• _GIVEN ENTRIES_
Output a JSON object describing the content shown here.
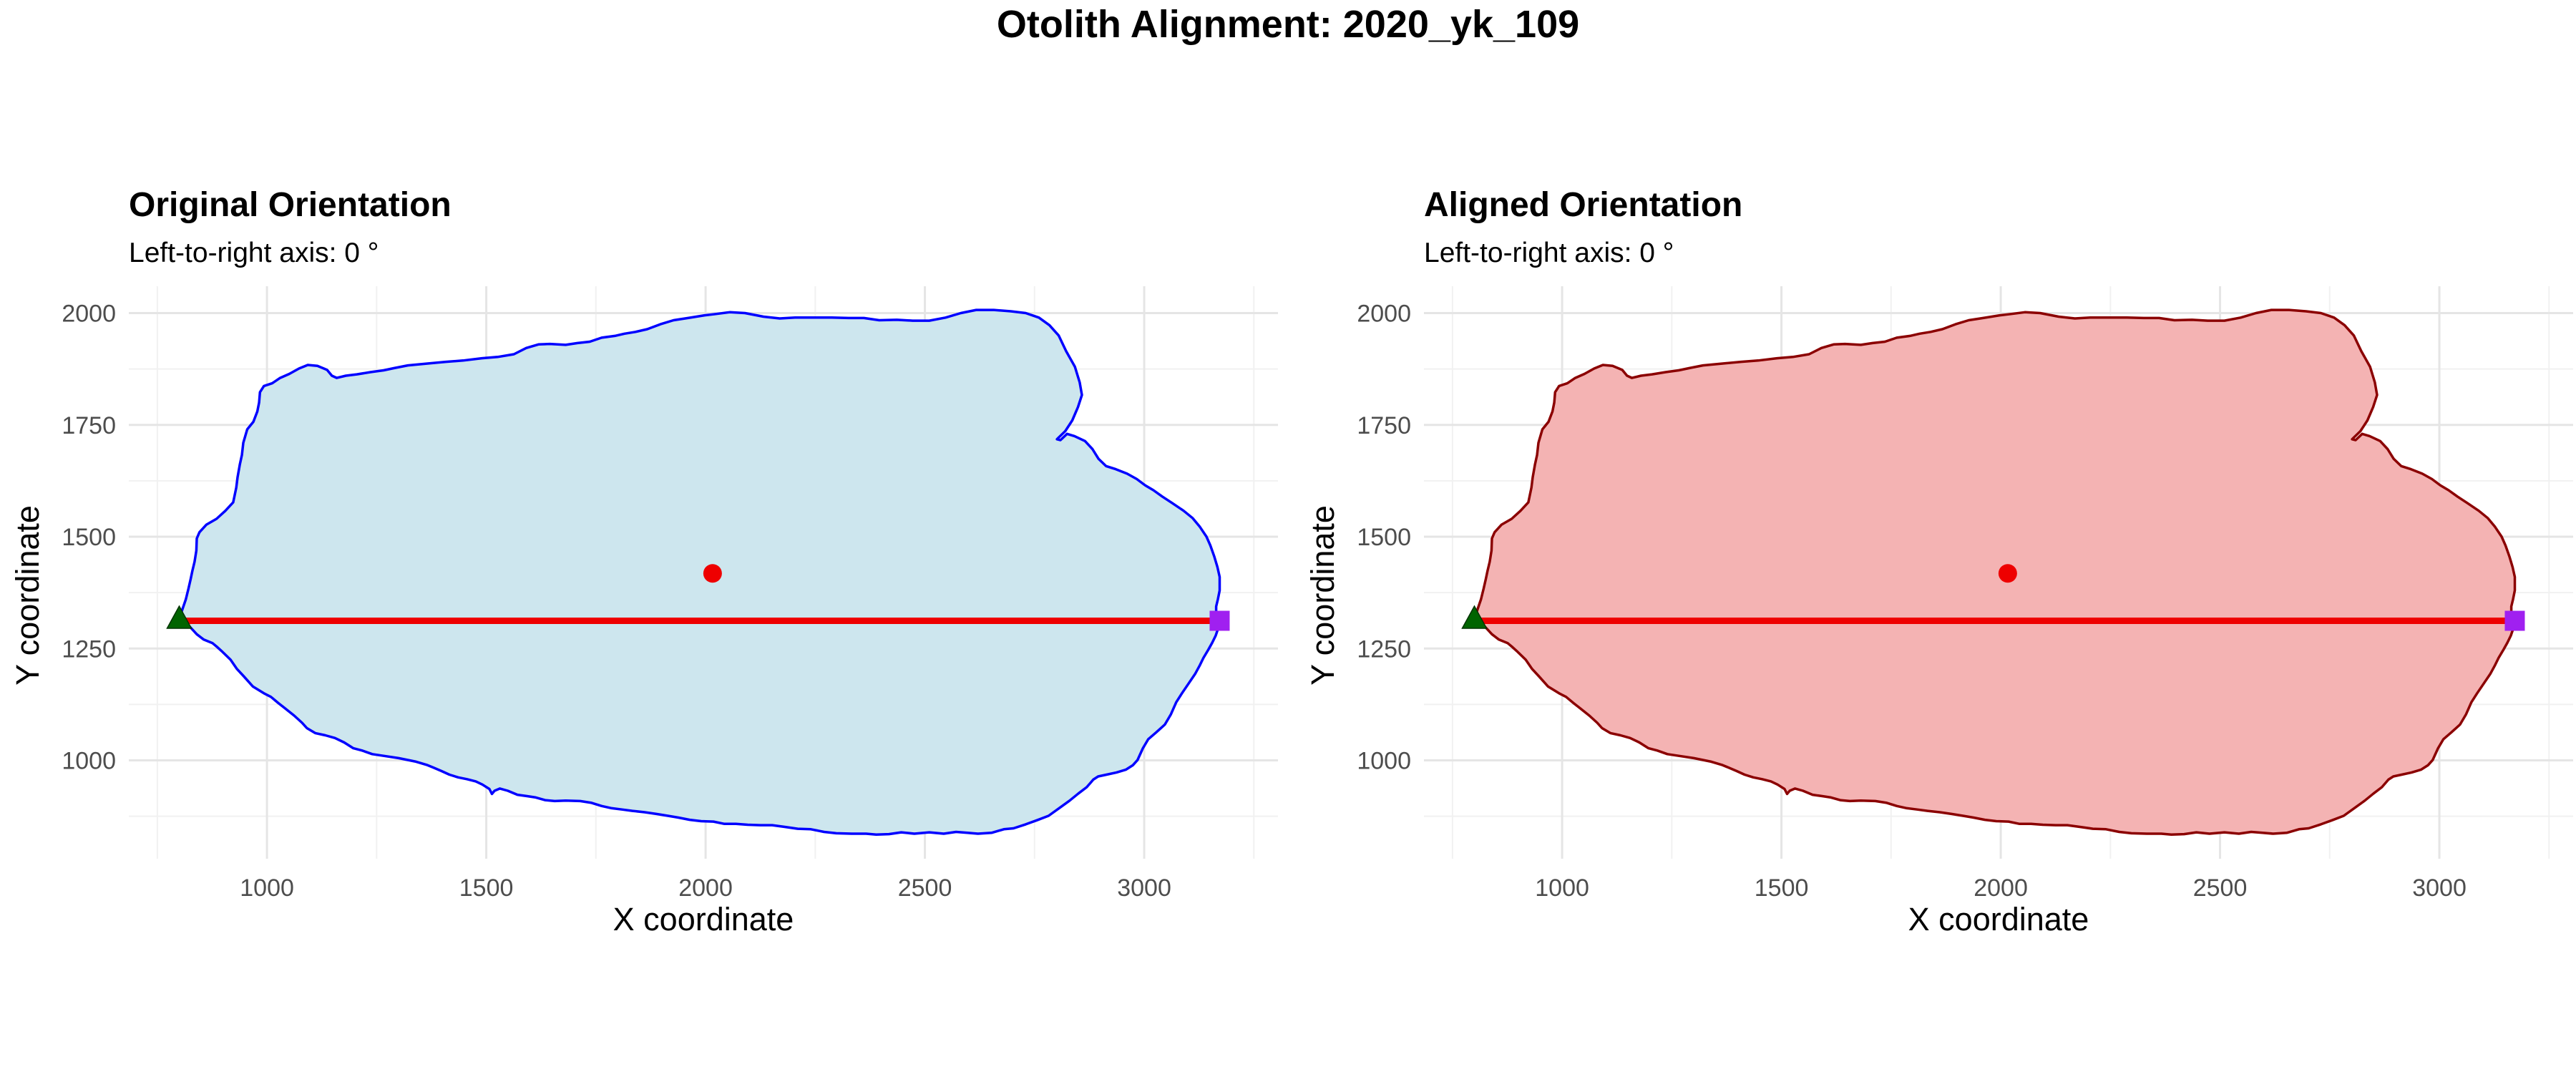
{
  "figure_title": "Otolith Alignment: 2020_yk_109",
  "chart_data": [
    {
      "type": "scatter",
      "title": "Original Orientation",
      "subtitle": "Left-to-right axis: 0 °",
      "xlabel": "X coordinate",
      "ylabel": "Y coordinate",
      "xlim": [
        685,
        3305
      ],
      "ylim": [
        780,
        2060
      ],
      "xticks": [
        1000,
        1500,
        2000,
        2500,
        3000
      ],
      "yticks": [
        1000,
        1250,
        1500,
        1750,
        2000
      ],
      "grid": true,
      "outline_fill": "#cde6ee",
      "outline_stroke": "#0000ff",
      "outline": [
        [
          800,
          1316
        ],
        [
          823,
          1300
        ],
        [
          840,
          1282
        ],
        [
          856,
          1270
        ],
        [
          876,
          1262
        ],
        [
          887,
          1253
        ],
        [
          896,
          1245
        ],
        [
          917,
          1225
        ],
        [
          931,
          1205
        ],
        [
          947,
          1188
        ],
        [
          968,
          1165
        ],
        [
          993,
          1150
        ],
        [
          1009,
          1142
        ],
        [
          1026,
          1128
        ],
        [
          1039,
          1118
        ],
        [
          1062,
          1100
        ],
        [
          1080,
          1084
        ],
        [
          1091,
          1072
        ],
        [
          1110,
          1061
        ],
        [
          1133,
          1056
        ],
        [
          1155,
          1050
        ],
        [
          1176,
          1040
        ],
        [
          1197,
          1027
        ],
        [
          1217,
          1022
        ],
        [
          1240,
          1014
        ],
        [
          1267,
          1010
        ],
        [
          1300,
          1005
        ],
        [
          1340,
          997
        ],
        [
          1364,
          990
        ],
        [
          1379,
          984
        ],
        [
          1398,
          976
        ],
        [
          1416,
          968
        ],
        [
          1436,
          962
        ],
        [
          1456,
          958
        ],
        [
          1476,
          953
        ],
        [
          1491,
          946
        ],
        [
          1507,
          936
        ],
        [
          1513,
          925
        ],
        [
          1519,
          932
        ],
        [
          1531,
          937
        ],
        [
          1549,
          932
        ],
        [
          1571,
          923
        ],
        [
          1593,
          920
        ],
        [
          1613,
          917
        ],
        [
          1634,
          911
        ],
        [
          1656,
          909
        ],
        [
          1681,
          910
        ],
        [
          1714,
          909
        ],
        [
          1740,
          905
        ],
        [
          1763,
          898
        ],
        [
          1786,
          893
        ],
        [
          1811,
          890
        ],
        [
          1833,
          887
        ],
        [
          1861,
          884
        ],
        [
          1889,
          880
        ],
        [
          1914,
          876
        ],
        [
          1938,
          872
        ],
        [
          1964,
          867
        ],
        [
          1990,
          864
        ],
        [
          2018,
          863
        ],
        [
          2043,
          858
        ],
        [
          2069,
          858
        ],
        [
          2096,
          856
        ],
        [
          2125,
          855
        ],
        [
          2152,
          855
        ],
        [
          2182,
          851
        ],
        [
          2210,
          847
        ],
        [
          2240,
          846
        ],
        [
          2270,
          840
        ],
        [
          2298,
          837
        ],
        [
          2333,
          836
        ],
        [
          2366,
          836
        ],
        [
          2389,
          834
        ],
        [
          2418,
          835
        ],
        [
          2446,
          839
        ],
        [
          2476,
          836
        ],
        [
          2510,
          839
        ],
        [
          2543,
          836
        ],
        [
          2571,
          840
        ],
        [
          2597,
          838
        ],
        [
          2621,
          836
        ],
        [
          2652,
          838
        ],
        [
          2680,
          846
        ],
        [
          2702,
          848
        ],
        [
          2730,
          857
        ],
        [
          2755,
          866
        ],
        [
          2782,
          876
        ],
        [
          2809,
          895
        ],
        [
          2830,
          910
        ],
        [
          2850,
          926
        ],
        [
          2869,
          940
        ],
        [
          2884,
          957
        ],
        [
          2895,
          964
        ],
        [
          2914,
          968
        ],
        [
          2937,
          973
        ],
        [
          2958,
          979
        ],
        [
          2974,
          989
        ],
        [
          2985,
          1001
        ],
        [
          2997,
          1027
        ],
        [
          3009,
          1047
        ],
        [
          3028,
          1063
        ],
        [
          3047,
          1080
        ],
        [
          3061,
          1103
        ],
        [
          3073,
          1130
        ],
        [
          3086,
          1150
        ],
        [
          3100,
          1170
        ],
        [
          3116,
          1193
        ],
        [
          3127,
          1213
        ],
        [
          3135,
          1229
        ],
        [
          3146,
          1247
        ],
        [
          3155,
          1263
        ],
        [
          3163,
          1279
        ],
        [
          3169,
          1296
        ],
        [
          3170,
          1313
        ],
        [
          3164,
          1326
        ],
        [
          3164,
          1344
        ],
        [
          3168,
          1360
        ],
        [
          3172,
          1380
        ],
        [
          3172,
          1410
        ],
        [
          3167,
          1432
        ],
        [
          3160,
          1455
        ],
        [
          3151,
          1480
        ],
        [
          3142,
          1500
        ],
        [
          3127,
          1522
        ],
        [
          3110,
          1542
        ],
        [
          3090,
          1558
        ],
        [
          3064,
          1575
        ],
        [
          3041,
          1590
        ],
        [
          3021,
          1604
        ],
        [
          3002,
          1615
        ],
        [
          2983,
          1629
        ],
        [
          2961,
          1641
        ],
        [
          2935,
          1651
        ],
        [
          2913,
          1658
        ],
        [
          2896,
          1674
        ],
        [
          2882,
          1696
        ],
        [
          2865,
          1714
        ],
        [
          2841,
          1725
        ],
        [
          2824,
          1730
        ],
        [
          2809,
          1716
        ],
        [
          2801,
          1718
        ],
        [
          2820,
          1736
        ],
        [
          2836,
          1760
        ],
        [
          2849,
          1790
        ],
        [
          2858,
          1817
        ],
        [
          2853,
          1845
        ],
        [
          2842,
          1880
        ],
        [
          2822,
          1915
        ],
        [
          2805,
          1950
        ],
        [
          2784,
          1973
        ],
        [
          2760,
          1990
        ],
        [
          2730,
          2000
        ],
        [
          2696,
          2004
        ],
        [
          2657,
          2007
        ],
        [
          2617,
          2007
        ],
        [
          2582,
          2000
        ],
        [
          2547,
          1990
        ],
        [
          2510,
          1983
        ],
        [
          2472,
          1983
        ],
        [
          2436,
          1985
        ],
        [
          2396,
          1984
        ],
        [
          2361,
          1989
        ],
        [
          2326,
          1989
        ],
        [
          2288,
          1990
        ],
        [
          2245,
          1990
        ],
        [
          2204,
          1990
        ],
        [
          2169,
          1988
        ],
        [
          2132,
          1992
        ],
        [
          2090,
          2000
        ],
        [
          2055,
          2002
        ],
        [
          2023,
          1998
        ],
        [
          1998,
          1995
        ],
        [
          1960,
          1989
        ],
        [
          1927,
          1984
        ],
        [
          1897,
          1975
        ],
        [
          1867,
          1964
        ],
        [
          1840,
          1958
        ],
        [
          1815,
          1954
        ],
        [
          1793,
          1949
        ],
        [
          1763,
          1945
        ],
        [
          1736,
          1936
        ],
        [
          1708,
          1933
        ],
        [
          1681,
          1929
        ],
        [
          1645,
          1931
        ],
        [
          1619,
          1930
        ],
        [
          1591,
          1922
        ],
        [
          1563,
          1908
        ],
        [
          1526,
          1902
        ],
        [
          1490,
          1899
        ],
        [
          1447,
          1894
        ],
        [
          1408,
          1891
        ],
        [
          1364,
          1887
        ],
        [
          1321,
          1883
        ],
        [
          1290,
          1877
        ],
        [
          1266,
          1872
        ],
        [
          1236,
          1868
        ],
        [
          1205,
          1863
        ],
        [
          1180,
          1860
        ],
        [
          1159,
          1855
        ],
        [
          1148,
          1860
        ],
        [
          1137,
          1873
        ],
        [
          1115,
          1882
        ],
        [
          1093,
          1884
        ],
        [
          1073,
          1876
        ],
        [
          1051,
          1864
        ],
        [
          1030,
          1855
        ],
        [
          1012,
          1843
        ],
        [
          993,
          1837
        ],
        [
          984,
          1823
        ],
        [
          982,
          1800
        ],
        [
          978,
          1780
        ],
        [
          969,
          1757
        ],
        [
          955,
          1740
        ],
        [
          946,
          1710
        ],
        [
          943,
          1683
        ],
        [
          938,
          1661
        ],
        [
          933,
          1633
        ],
        [
          930,
          1610
        ],
        [
          923,
          1577
        ],
        [
          905,
          1558
        ],
        [
          885,
          1540
        ],
        [
          862,
          1527
        ],
        [
          846,
          1510
        ],
        [
          840,
          1496
        ],
        [
          839,
          1469
        ],
        [
          835,
          1444
        ],
        [
          830,
          1424
        ],
        [
          826,
          1405
        ],
        [
          821,
          1384
        ],
        [
          815,
          1360
        ],
        [
          808,
          1340
        ]
      ],
      "centroid": [
        2016,
        1418
      ],
      "axis_line": [
        [
          800,
          1312
        ],
        [
          3172,
          1312
        ]
      ],
      "left_point": [
        800,
        1316
      ],
      "right_point": [
        3172,
        1312
      ],
      "centroid_color": "#ee0000",
      "axis_color": "#ee0000",
      "left_marker_color": "#006400",
      "right_marker_color": "#a020f0"
    },
    {
      "type": "scatter",
      "title": "Aligned Orientation",
      "subtitle": "Left-to-right axis: 0 °",
      "xlabel": "X coordinate",
      "ylabel": "Y coordinate",
      "xlim": [
        685,
        3305
      ],
      "ylim": [
        780,
        2060
      ],
      "xticks": [
        1000,
        1500,
        2000,
        2500,
        3000
      ],
      "yticks": [
        1000,
        1250,
        1500,
        1750,
        2000
      ],
      "grid": true,
      "outline_fill": "#f4b3b3",
      "outline_stroke": "#8b0000",
      "outline": "same",
      "centroid": [
        2016,
        1418
      ],
      "axis_line": [
        [
          800,
          1312
        ],
        [
          3172,
          1312
        ]
      ],
      "left_point": [
        800,
        1316
      ],
      "right_point": [
        3172,
        1312
      ],
      "centroid_color": "#ee0000",
      "axis_color": "#ee0000",
      "left_marker_color": "#006400",
      "right_marker_color": "#a020f0"
    }
  ]
}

• _THE REQUEST_
Return only the number of lines in the data above that include the word "Orientation".

• _EXPECTED ANSWER_
2